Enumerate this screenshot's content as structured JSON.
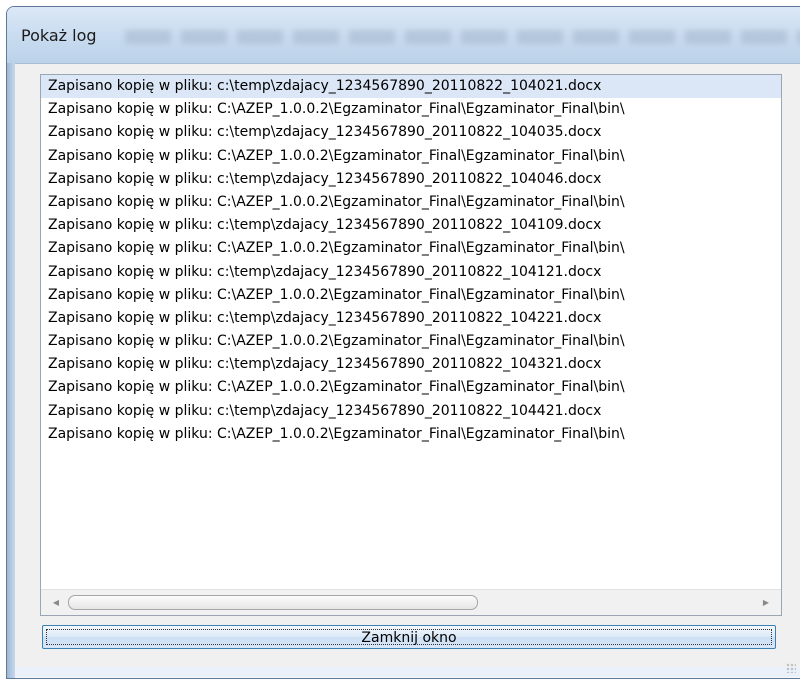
{
  "window": {
    "title": "Pokaż log"
  },
  "log": {
    "selected_index": 0,
    "entries": [
      "Zapisano kopię w pliku: c:\\temp\\zdajacy_1234567890_20110822_104021.docx",
      "Zapisano kopię w pliku: C:\\AZEP_1.0.0.2\\Egzaminator_Final\\Egzaminator_Final\\bin\\",
      "Zapisano kopię w pliku: c:\\temp\\zdajacy_1234567890_20110822_104035.docx",
      "Zapisano kopię w pliku: C:\\AZEP_1.0.0.2\\Egzaminator_Final\\Egzaminator_Final\\bin\\",
      "Zapisano kopię w pliku: c:\\temp\\zdajacy_1234567890_20110822_104046.docx",
      "Zapisano kopię w pliku: C:\\AZEP_1.0.0.2\\Egzaminator_Final\\Egzaminator_Final\\bin\\",
      "Zapisano kopię w pliku: c:\\temp\\zdajacy_1234567890_20110822_104109.docx",
      "Zapisano kopię w pliku: C:\\AZEP_1.0.0.2\\Egzaminator_Final\\Egzaminator_Final\\bin\\",
      "Zapisano kopię w pliku: c:\\temp\\zdajacy_1234567890_20110822_104121.docx",
      "Zapisano kopię w pliku: C:\\AZEP_1.0.0.2\\Egzaminator_Final\\Egzaminator_Final\\bin\\",
      "Zapisano kopię w pliku: c:\\temp\\zdajacy_1234567890_20110822_104221.docx",
      "Zapisano kopię w pliku: C:\\AZEP_1.0.0.2\\Egzaminator_Final\\Egzaminator_Final\\bin\\",
      "Zapisano kopię w pliku: c:\\temp\\zdajacy_1234567890_20110822_104321.docx",
      "Zapisano kopię w pliku: C:\\AZEP_1.0.0.2\\Egzaminator_Final\\Egzaminator_Final\\bin\\",
      "Zapisano kopię w pliku: c:\\temp\\zdajacy_1234567890_20110822_104421.docx",
      "Zapisano kopię w pliku: C:\\AZEP_1.0.0.2\\Egzaminator_Final\\Egzaminator_Final\\bin\\"
    ]
  },
  "close_button": {
    "label": "Zamknij okno"
  },
  "icons": {
    "scroll_left": "scroll-left-arrow-icon",
    "scroll_right": "scroll-right-arrow-icon",
    "resize_grip": "resize-grip-icon"
  },
  "colors": {
    "selection": "#dbe7f6",
    "button_border": "#3c7fb1",
    "window_frame": "#c8dbef"
  }
}
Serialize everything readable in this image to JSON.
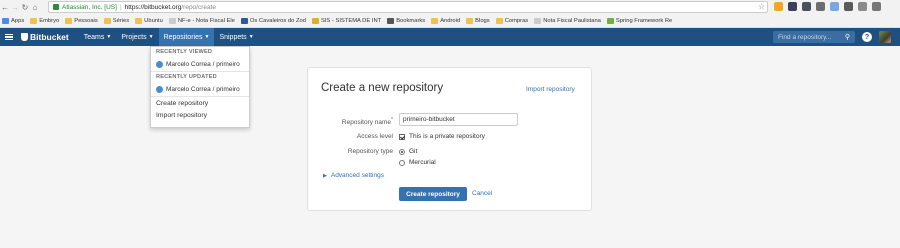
{
  "browser": {
    "security_label": "Atlassian, Inc. [US]",
    "url_host": "https://bitbucket.org",
    "url_path": "/repo/create",
    "bookmarks": [
      {
        "label": "Apps",
        "icon": "apps-grid-icon",
        "color": "#4a8af4"
      },
      {
        "label": "Embryo",
        "icon": "folder-icon",
        "color": "#f0c24b"
      },
      {
        "label": "Pessoais",
        "icon": "folder-icon",
        "color": "#f0c24b"
      },
      {
        "label": "Séries",
        "icon": "folder-icon",
        "color": "#f0c24b"
      },
      {
        "label": "Ubuntu",
        "icon": "folder-icon",
        "color": "#f0c24b"
      },
      {
        "label": "NF-e - Nota Fiscal Ele",
        "icon": "page-icon",
        "color": "#cccccc"
      },
      {
        "label": "Os Cavaleiros do Zod",
        "icon": "site-icon",
        "color": "#2c5aa0"
      },
      {
        "label": "SIS - SISTEMA DE INT",
        "icon": "site-icon",
        "color": "#e0b020"
      },
      {
        "label": "Bookmarks",
        "icon": "star-icon",
        "color": "#555555"
      },
      {
        "label": "Android",
        "icon": "folder-icon",
        "color": "#f0c24b"
      },
      {
        "label": "Blogs",
        "icon": "folder-icon",
        "color": "#f0c24b"
      },
      {
        "label": "Compras",
        "icon": "folder-icon",
        "color": "#f0c24b"
      },
      {
        "label": "Nota Fiscal Paulistana",
        "icon": "page-icon",
        "color": "#cccccc"
      },
      {
        "label": "Spring Framework Re",
        "icon": "site-icon",
        "color": "#6db33f"
      }
    ]
  },
  "header": {
    "brand": "Bitbucket",
    "nav": [
      {
        "label": "Teams",
        "active": false
      },
      {
        "label": "Projects",
        "active": false
      },
      {
        "label": "Repositories",
        "active": true
      },
      {
        "label": "Snippets",
        "active": false
      }
    ],
    "search_placeholder": "Find a repository...",
    "help": "?"
  },
  "dropdown": {
    "recent_viewed_heading": "RECENTLY VIEWED",
    "recent_viewed_item": "Marcelo Correa / primeiro",
    "recent_updated_heading": "RECENTLY UPDATED",
    "recent_updated_item": "Marcelo Correa / primeiro",
    "create_link": "Create repository",
    "import_link": "Import repository"
  },
  "form": {
    "title": "Create a new repository",
    "import_link": "Import repository",
    "name_label": "Repository name",
    "name_required": "*",
    "name_value": "primeiro-bitbucket",
    "access_label": "Access level",
    "access_option": "This is a private repository",
    "access_checked": true,
    "type_label": "Repository type",
    "type_options": [
      "Git",
      "Mercurial"
    ],
    "type_selected": "Git",
    "advanced": "Advanced settings",
    "submit": "Create repository",
    "cancel": "Cancel"
  },
  "colors": {
    "header_bg": "#205081",
    "active_nav": "#3572b0",
    "link": "#3572b0",
    "primary_button": "#3572b0"
  }
}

Directive: Reproduce each record above by retyping it exactly; omit all images.

Output for this task:
Enumerate this screenshot's content as structured JSON.
{
  "window": {
    "title": "Pokaż log"
  },
  "log": {
    "selected_index": 0,
    "entries": [
      "Zapisano kopię w pliku: c:\\temp\\zdajacy_1234567890_20110822_104021.docx",
      "Zapisano kopię w pliku: C:\\AZEP_1.0.0.2\\Egzaminator_Final\\Egzaminator_Final\\bin\\",
      "Zapisano kopię w pliku: c:\\temp\\zdajacy_1234567890_20110822_104035.docx",
      "Zapisano kopię w pliku: C:\\AZEP_1.0.0.2\\Egzaminator_Final\\Egzaminator_Final\\bin\\",
      "Zapisano kopię w pliku: c:\\temp\\zdajacy_1234567890_20110822_104046.docx",
      "Zapisano kopię w pliku: C:\\AZEP_1.0.0.2\\Egzaminator_Final\\Egzaminator_Final\\bin\\",
      "Zapisano kopię w pliku: c:\\temp\\zdajacy_1234567890_20110822_104109.docx",
      "Zapisano kopię w pliku: C:\\AZEP_1.0.0.2\\Egzaminator_Final\\Egzaminator_Final\\bin\\",
      "Zapisano kopię w pliku: c:\\temp\\zdajacy_1234567890_20110822_104121.docx",
      "Zapisano kopię w pliku: C:\\AZEP_1.0.0.2\\Egzaminator_Final\\Egzaminator_Final\\bin\\",
      "Zapisano kopię w pliku: c:\\temp\\zdajacy_1234567890_20110822_104221.docx",
      "Zapisano kopię w pliku: C:\\AZEP_1.0.0.2\\Egzaminator_Final\\Egzaminator_Final\\bin\\",
      "Zapisano kopię w pliku: c:\\temp\\zdajacy_1234567890_20110822_104321.docx",
      "Zapisano kopię w pliku: C:\\AZEP_1.0.0.2\\Egzaminator_Final\\Egzaminator_Final\\bin\\",
      "Zapisano kopię w pliku: c:\\temp\\zdajacy_1234567890_20110822_104421.docx",
      "Zapisano kopię w pliku: C:\\AZEP_1.0.0.2\\Egzaminator_Final\\Egzaminator_Final\\bin\\"
    ]
  },
  "close_button": {
    "label": "Zamknij okno"
  },
  "icons": {
    "scroll_left": "scroll-left-arrow-icon",
    "scroll_right": "scroll-right-arrow-icon",
    "resize_grip": "resize-grip-icon"
  },
  "colors": {
    "selection": "#dbe7f6",
    "button_border": "#3c7fb1",
    "window_frame": "#c8dbef"
  }
}
Serialize everything readable in this image to JSON.
{
  "browser": {
    "security_label": "Atlassian, Inc. [US]",
    "url_host": "https://bitbucket.org",
    "url_path": "/repo/create",
    "bookmarks": [
      {
        "label": "Apps",
        "icon": "apps-grid-icon",
        "color": "#4a8af4"
      },
      {
        "label": "Embryo",
        "icon": "folder-icon",
        "color": "#f0c24b"
      },
      {
        "label": "Pessoais",
        "icon": "folder-icon",
        "color": "#f0c24b"
      },
      {
        "label": "Séries",
        "icon": "folder-icon",
        "color": "#f0c24b"
      },
      {
        "label": "Ubuntu",
        "icon": "folder-icon",
        "color": "#f0c24b"
      },
      {
        "label": "NF-e - Nota Fiscal Ele",
        "icon": "page-icon",
        "color": "#cccccc"
      },
      {
        "label": "Os Cavaleiros do Zod",
        "icon": "site-icon",
        "color": "#2c5aa0"
      },
      {
        "label": "SIS - SISTEMA DE INT",
        "icon": "site-icon",
        "color": "#e0b020"
      },
      {
        "label": "Bookmarks",
        "icon": "star-icon",
        "color": "#555555"
      },
      {
        "label": "Android",
        "icon": "folder-icon",
        "color": "#f0c24b"
      },
      {
        "label": "Blogs",
        "icon": "folder-icon",
        "color": "#f0c24b"
      },
      {
        "label": "Compras",
        "icon": "folder-icon",
        "color": "#f0c24b"
      },
      {
        "label": "Nota Fiscal Paulistana",
        "icon": "page-icon",
        "color": "#cccccc"
      },
      {
        "label": "Spring Framework Re",
        "icon": "site-icon",
        "color": "#6db33f"
      }
    ]
  },
  "header": {
    "brand": "Bitbucket",
    "nav": [
      {
        "label": "Teams",
        "active": false
      },
      {
        "label": "Projects",
        "active": false
      },
      {
        "label": "Repositories",
        "active": true
      },
      {
        "label": "Snippets",
        "active": false
      }
    ],
    "search_placeholder": "Find a repository...",
    "help": "?"
  },
  "dropdown": {
    "recent_viewed_heading": "RECENTLY VIEWED",
    "recent_viewed_item": "Marcelo Correa / primeiro",
    "recent_updated_heading": "RECENTLY UPDATED",
    "recent_updated_item": "Marcelo Correa / primeiro",
    "create_link": "Create repository",
    "import_link": "Import repository"
  },
  "form": {
    "title": "Create a new repository",
    "import_link": "Import repository",
    "name_label": "Repository name",
    "name_required": "*",
    "name_value": "primeiro-bitbucket",
    "access_label": "Access level",
    "access_option": "This is a private repository",
    "access_checked": true,
    "type_label": "Repository type",
    "type_options": [
      "Git",
      "Mercurial"
    ],
    "type_selected": "Git",
    "advanced": "Advanced settings",
    "submit": "Create repository",
    "cancel": "Cancel"
  },
  "colors": {
    "header_bg": "#205081",
    "active_nav": "#3572b0",
    "link": "#3572b0",
    "primary_button": "#3572b0"
  }
}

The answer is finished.